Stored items
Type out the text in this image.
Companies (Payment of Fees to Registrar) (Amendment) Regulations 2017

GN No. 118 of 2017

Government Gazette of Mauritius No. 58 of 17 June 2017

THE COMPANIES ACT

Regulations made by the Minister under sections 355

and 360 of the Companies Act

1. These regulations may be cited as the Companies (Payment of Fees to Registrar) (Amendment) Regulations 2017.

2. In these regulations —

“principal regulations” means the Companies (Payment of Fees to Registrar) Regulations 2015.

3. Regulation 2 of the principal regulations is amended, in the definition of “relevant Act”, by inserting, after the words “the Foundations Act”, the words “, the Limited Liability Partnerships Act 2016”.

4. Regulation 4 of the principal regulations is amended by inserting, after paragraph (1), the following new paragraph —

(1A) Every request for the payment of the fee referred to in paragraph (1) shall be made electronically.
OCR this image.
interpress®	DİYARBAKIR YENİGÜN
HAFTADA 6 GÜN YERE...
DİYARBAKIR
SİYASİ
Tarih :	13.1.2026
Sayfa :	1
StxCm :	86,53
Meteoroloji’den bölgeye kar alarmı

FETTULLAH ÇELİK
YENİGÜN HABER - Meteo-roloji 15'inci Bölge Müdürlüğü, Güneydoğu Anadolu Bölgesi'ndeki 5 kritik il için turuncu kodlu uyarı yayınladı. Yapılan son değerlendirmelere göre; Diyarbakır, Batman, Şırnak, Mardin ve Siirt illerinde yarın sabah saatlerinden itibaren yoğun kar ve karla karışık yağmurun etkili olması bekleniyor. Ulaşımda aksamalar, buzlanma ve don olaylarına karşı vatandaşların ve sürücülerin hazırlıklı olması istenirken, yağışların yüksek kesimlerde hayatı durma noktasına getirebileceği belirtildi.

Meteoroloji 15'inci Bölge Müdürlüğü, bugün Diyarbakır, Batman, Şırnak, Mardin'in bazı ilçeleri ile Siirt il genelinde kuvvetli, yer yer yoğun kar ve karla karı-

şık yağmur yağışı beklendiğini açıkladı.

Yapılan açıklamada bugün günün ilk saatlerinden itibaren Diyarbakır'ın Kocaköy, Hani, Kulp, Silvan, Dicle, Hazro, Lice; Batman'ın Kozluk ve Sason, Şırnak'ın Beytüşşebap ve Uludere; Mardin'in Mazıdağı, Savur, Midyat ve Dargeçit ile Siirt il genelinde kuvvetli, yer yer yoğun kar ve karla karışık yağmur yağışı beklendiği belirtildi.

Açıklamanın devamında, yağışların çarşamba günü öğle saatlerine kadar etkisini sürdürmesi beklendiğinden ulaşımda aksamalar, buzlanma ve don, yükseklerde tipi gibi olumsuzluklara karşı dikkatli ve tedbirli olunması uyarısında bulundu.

Exercise details
Print every line of the records exactly. Omit nothing.

Solution for this task
Type out the text in this image.
Companies (Payment of Fees to Registrar) (Amendment) Regulations 2017

GN No. 118 of 2017

Government Gazette of Mauritius No. 58 of 17 June 2017

THE COMPANIES ACT

Regulations made by the Minister under sections 355

and 360 of the Companies Act

1. These regulations may be cited as the Companies (Payment of Fees to Registrar) (Amendment) Regulations 2017.

2. In these regulations —

“principal regulations” means the Companies (Payment of Fees to Registrar) Regulations 2015.

3. Regulation 2 of the principal regulations is amended, in the definition of “relevant Act”, by inserting, after the words “the Foundations Act”, the words “, the Limited Liability Partnerships Act 2016”.

4. Regulation 4 of the principal regulations is amended by inserting, after paragraph (1), the following new paragraph —

(1A) Every request for the payment of the fee referred to in paragraph (1) shall be made electronically.
OCR this image.
interpress®	DİYARBAKIR YENİGÜN
HAFTADA 6 GÜN YERE...
DİYARBAKIR
SİYASİ
Tarih :	13.1.2026
Sayfa :	1
StxCm :	86,53
Meteoroloji’den bölgeye kar alarmı

FETTULLAH ÇELİK
YENİGÜN HABER - Meteo-roloji 15'inci Bölge Müdürlüğü, Güneydoğu Anadolu Bölgesi'ndeki 5 kritik il için turuncu kodlu uyarı yayınladı. Yapılan son değerlendirmelere göre; Diyarbakır, Batman, Şırnak, Mardin ve Siirt illerinde yarın sabah saatlerinden itibaren yoğun kar ve karla karışık yağmurun etkili olması bekleniyor. Ulaşımda aksamalar, buzlanma ve don olaylarına karşı vatandaşların ve sürücülerin hazırlıklı olması istenirken, yağışların yüksek kesimlerde hayatı durma noktasına getirebileceği belirtildi.

Meteoroloji 15'inci Bölge Müdürlüğü, bugün Diyarbakır, Batman, Şırnak, Mardin'in bazı ilçeleri ile Siirt il genelinde kuvvetli, yer yer yoğun kar ve karla karı-

şık yağmur yağışı beklendiğini açıkladı.

Yapılan açıklamada bugün günün ilk saatlerinden itibaren Diyarbakır'ın Kocaköy, Hani, Kulp, Silvan, Dicle, Hazro, Lice; Batman'ın Kozluk ve Sason, Şırnak'ın Beytüşşebap ve Uludere; Mardin'in Mazıdağı, Savur, Midyat ve Dargeçit ile Siirt il genelinde kuvvetli, yer yer yoğun kar ve karla karışık yağmur yağışı beklendiği belirtildi.

Açıklamanın devamında, yağışların çarşamba günü öğle saatlerine kadar etkisini sürdürmesi beklendiğinden ulaşımda aksamalar, buzlanma ve don, yükseklerde tipi gibi olumsuzluklara karşı dikkatli ve tedbirli olunması uyarısında bulundu.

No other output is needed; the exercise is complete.